**WHAT TO DO**
Scan the material and copy every line in which "interface" appears.

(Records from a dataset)
:::
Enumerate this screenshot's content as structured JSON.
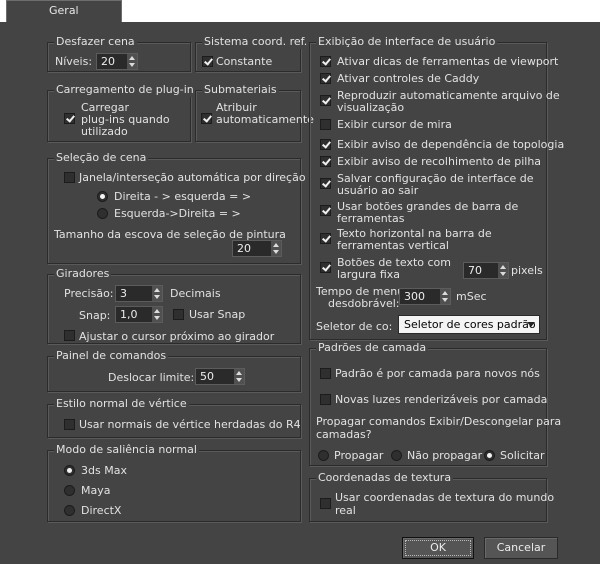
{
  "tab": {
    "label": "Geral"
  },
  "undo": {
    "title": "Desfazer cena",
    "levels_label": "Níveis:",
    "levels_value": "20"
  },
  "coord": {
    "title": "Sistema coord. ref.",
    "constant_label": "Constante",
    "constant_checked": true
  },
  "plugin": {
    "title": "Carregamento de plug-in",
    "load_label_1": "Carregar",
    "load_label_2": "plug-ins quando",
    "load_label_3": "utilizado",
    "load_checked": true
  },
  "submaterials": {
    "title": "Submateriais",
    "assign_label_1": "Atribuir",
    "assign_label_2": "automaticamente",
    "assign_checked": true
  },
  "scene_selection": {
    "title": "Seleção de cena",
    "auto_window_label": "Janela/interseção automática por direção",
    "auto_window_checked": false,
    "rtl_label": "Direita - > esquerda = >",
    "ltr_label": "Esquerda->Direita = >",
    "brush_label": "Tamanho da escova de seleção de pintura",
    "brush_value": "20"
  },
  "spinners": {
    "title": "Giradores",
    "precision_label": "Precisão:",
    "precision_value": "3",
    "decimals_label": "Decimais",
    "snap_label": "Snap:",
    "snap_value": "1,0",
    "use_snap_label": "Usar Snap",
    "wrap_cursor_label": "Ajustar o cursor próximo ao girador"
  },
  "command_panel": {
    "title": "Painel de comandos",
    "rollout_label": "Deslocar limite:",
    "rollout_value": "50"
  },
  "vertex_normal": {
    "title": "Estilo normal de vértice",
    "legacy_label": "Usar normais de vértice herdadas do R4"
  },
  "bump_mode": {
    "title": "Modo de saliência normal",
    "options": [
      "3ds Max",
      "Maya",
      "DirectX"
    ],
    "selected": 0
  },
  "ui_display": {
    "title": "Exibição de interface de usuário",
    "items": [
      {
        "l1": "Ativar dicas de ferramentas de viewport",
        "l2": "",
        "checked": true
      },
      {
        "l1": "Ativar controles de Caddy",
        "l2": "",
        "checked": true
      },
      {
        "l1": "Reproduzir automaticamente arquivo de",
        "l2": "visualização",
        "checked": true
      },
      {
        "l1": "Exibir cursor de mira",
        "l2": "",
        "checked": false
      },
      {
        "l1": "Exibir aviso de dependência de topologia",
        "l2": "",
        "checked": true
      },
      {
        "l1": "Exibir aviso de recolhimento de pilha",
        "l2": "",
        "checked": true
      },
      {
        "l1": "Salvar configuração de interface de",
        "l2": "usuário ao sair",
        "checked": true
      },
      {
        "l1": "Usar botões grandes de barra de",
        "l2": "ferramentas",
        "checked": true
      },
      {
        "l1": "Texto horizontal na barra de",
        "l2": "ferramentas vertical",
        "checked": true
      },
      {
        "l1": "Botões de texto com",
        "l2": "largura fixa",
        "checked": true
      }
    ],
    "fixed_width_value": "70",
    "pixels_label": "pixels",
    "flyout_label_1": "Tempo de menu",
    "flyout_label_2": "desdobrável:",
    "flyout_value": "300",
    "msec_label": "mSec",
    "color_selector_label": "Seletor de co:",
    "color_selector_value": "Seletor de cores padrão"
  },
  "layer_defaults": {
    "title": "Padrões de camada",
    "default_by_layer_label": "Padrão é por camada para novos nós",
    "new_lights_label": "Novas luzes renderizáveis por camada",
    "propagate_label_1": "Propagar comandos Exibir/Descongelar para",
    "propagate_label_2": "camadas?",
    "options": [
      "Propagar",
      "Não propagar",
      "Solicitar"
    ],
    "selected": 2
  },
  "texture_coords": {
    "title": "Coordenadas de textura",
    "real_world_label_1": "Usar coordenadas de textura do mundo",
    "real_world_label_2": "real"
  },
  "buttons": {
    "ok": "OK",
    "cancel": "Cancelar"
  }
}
:::
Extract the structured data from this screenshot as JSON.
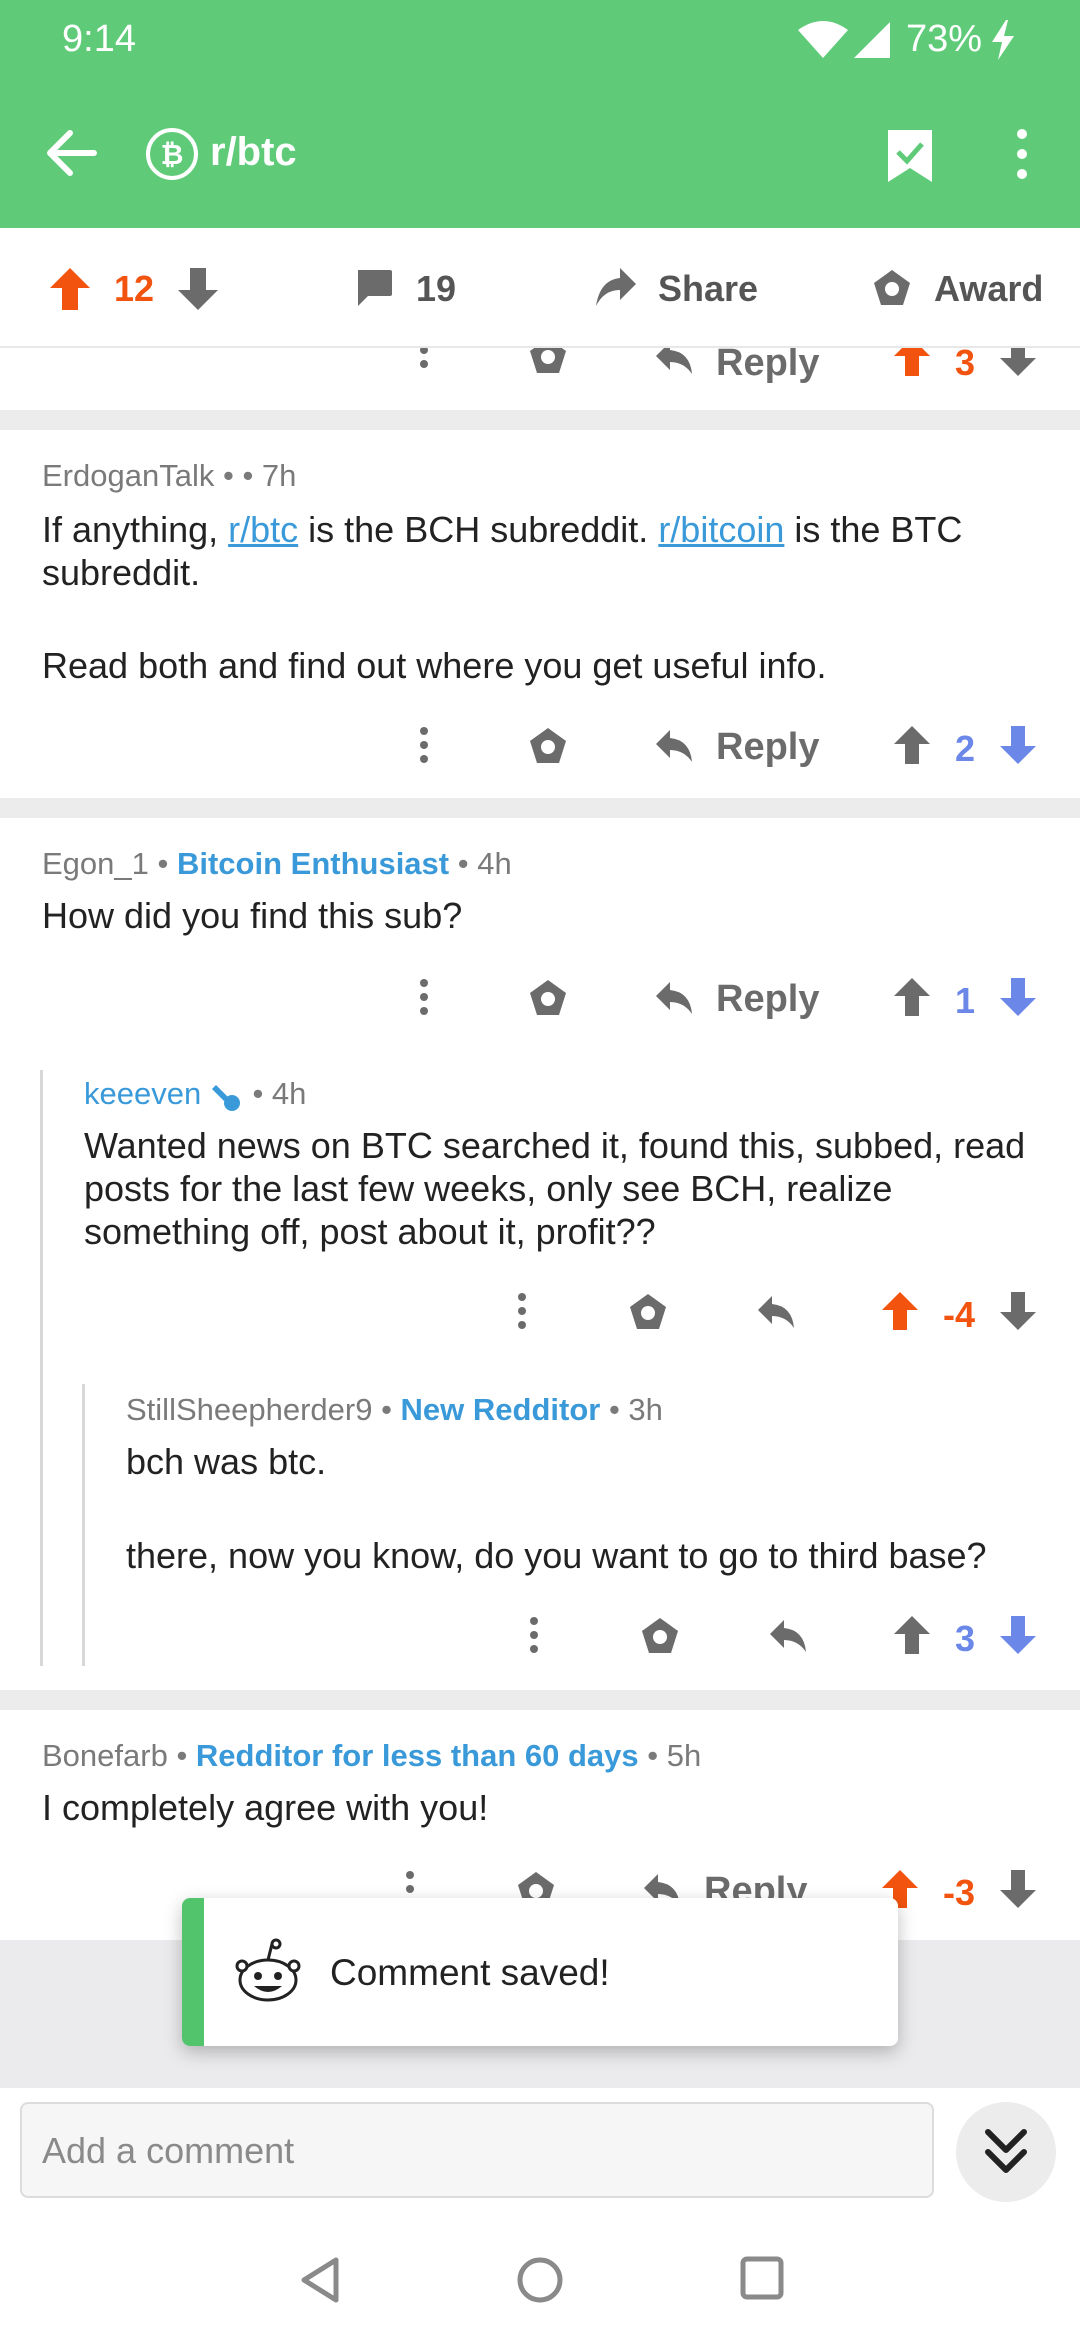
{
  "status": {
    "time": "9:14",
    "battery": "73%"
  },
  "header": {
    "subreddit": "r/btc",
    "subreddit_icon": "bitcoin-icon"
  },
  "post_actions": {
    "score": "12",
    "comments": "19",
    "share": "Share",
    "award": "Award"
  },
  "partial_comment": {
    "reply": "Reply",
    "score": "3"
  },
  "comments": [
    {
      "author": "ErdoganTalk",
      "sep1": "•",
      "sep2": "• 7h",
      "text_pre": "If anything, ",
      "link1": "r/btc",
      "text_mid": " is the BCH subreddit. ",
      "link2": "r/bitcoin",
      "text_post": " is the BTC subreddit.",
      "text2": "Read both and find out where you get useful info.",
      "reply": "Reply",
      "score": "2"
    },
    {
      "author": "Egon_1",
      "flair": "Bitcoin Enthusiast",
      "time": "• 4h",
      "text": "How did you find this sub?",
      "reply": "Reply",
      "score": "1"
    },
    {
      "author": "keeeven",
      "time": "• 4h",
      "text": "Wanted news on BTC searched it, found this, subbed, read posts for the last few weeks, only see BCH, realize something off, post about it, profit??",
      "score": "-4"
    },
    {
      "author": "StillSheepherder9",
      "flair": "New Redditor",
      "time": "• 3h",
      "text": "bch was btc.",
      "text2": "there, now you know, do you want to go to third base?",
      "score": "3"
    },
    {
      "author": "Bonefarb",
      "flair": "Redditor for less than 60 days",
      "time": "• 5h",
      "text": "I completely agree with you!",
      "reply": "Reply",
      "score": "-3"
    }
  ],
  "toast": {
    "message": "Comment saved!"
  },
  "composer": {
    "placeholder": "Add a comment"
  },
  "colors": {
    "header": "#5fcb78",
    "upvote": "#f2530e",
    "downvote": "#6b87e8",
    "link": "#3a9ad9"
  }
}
:::
**FINAL ANSWER**
    "title": "Exibição de interface de usuário",
        "l1": "Salvar configuração de interface de",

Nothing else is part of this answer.